# Written exercise
Extract every line of the material that holds the string "name".

# Data for this exercise
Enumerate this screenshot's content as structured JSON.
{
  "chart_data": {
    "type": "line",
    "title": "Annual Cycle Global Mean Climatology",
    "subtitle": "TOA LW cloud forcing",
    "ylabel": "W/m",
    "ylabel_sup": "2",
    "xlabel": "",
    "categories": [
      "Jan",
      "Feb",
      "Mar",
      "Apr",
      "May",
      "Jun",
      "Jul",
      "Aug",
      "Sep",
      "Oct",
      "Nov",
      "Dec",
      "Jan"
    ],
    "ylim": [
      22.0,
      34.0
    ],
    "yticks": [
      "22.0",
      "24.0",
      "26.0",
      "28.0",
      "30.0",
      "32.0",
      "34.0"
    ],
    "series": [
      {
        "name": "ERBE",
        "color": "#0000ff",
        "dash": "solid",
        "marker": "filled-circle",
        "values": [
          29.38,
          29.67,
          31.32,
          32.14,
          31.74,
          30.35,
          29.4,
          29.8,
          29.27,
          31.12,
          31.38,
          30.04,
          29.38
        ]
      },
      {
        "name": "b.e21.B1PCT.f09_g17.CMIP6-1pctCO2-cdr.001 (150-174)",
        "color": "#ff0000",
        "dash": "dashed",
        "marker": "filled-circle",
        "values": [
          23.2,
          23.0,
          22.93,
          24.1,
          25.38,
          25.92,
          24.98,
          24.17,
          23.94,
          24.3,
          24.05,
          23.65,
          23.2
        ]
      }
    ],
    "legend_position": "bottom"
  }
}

# Result of this task
        "name": "ERBE",
        "name": "b.e21.B1PCT.f09_g17.CMIP6-1pctCO2-cdr.001 (150-174)",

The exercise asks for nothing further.